Problem:
Only the number is wanted: how many lines contain "historie"?

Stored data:
====================
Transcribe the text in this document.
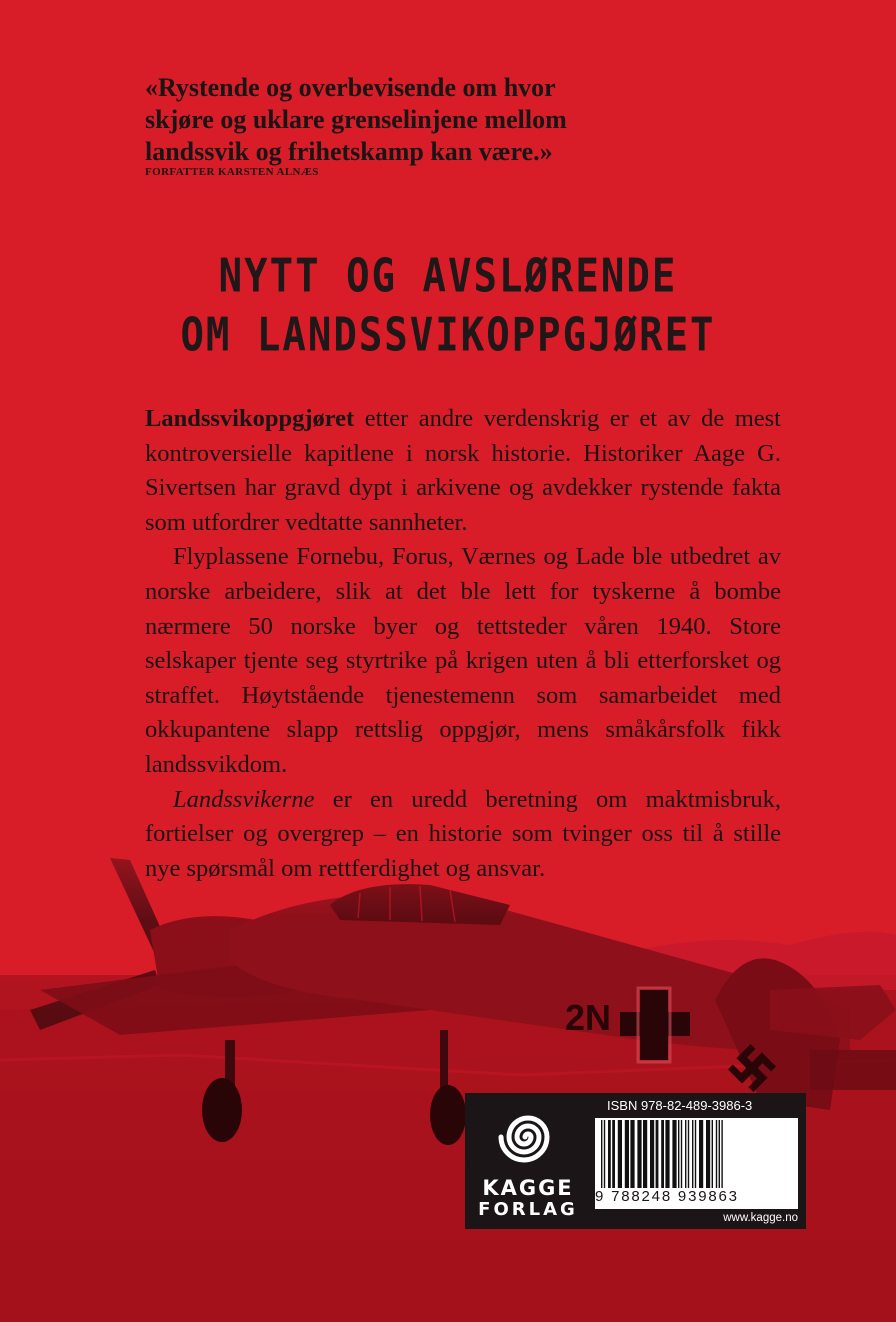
2N
«Rystende og overbevisende om hvor
skjøre og uklare grenselinjene mellom
landssvik og frihetskamp kan være.»
FORFATTER KARSTEN ALNÆS
NYTT OG AVSLØRENDE
OM LANDSSVIKOPPGJØRET

Landssvikoppgjøret etter andre verdenskrig er et av de mest kontroversielle kapitlene i norsk historie. Historiker Aage G. Sivertsen har gravd dypt i arkivene og avdekker rystende fakta som utfordrer vedtatte sannheter.

Flyplassene Fornebu, Forus, Værnes og Lade ble utbedret av norske arbeidere, slik at det ble lett for tyskerne å bombe nærmere 50 norske byer og tettsteder våren 1940. Store selskaper tjente seg styrtrike på krigen uten å bli etterforsket og straffet. Høytstående tjenestemenn som samarbeidet med okkupantene slapp rettslig oppgjør, mens småkårsfolk fikk landssvikdom.

Landssvikerne er en uredd beretning om maktmisbruk, fortielser og overgrep – en historie som tvinger oss til å stille nye spørsmål om rettferdighet og ansvar.

KAGGE
FORLAG
ISBN 978-82-489-3986-3
9 788248 939863
www.kagge.no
====================
Response to the exercise:
2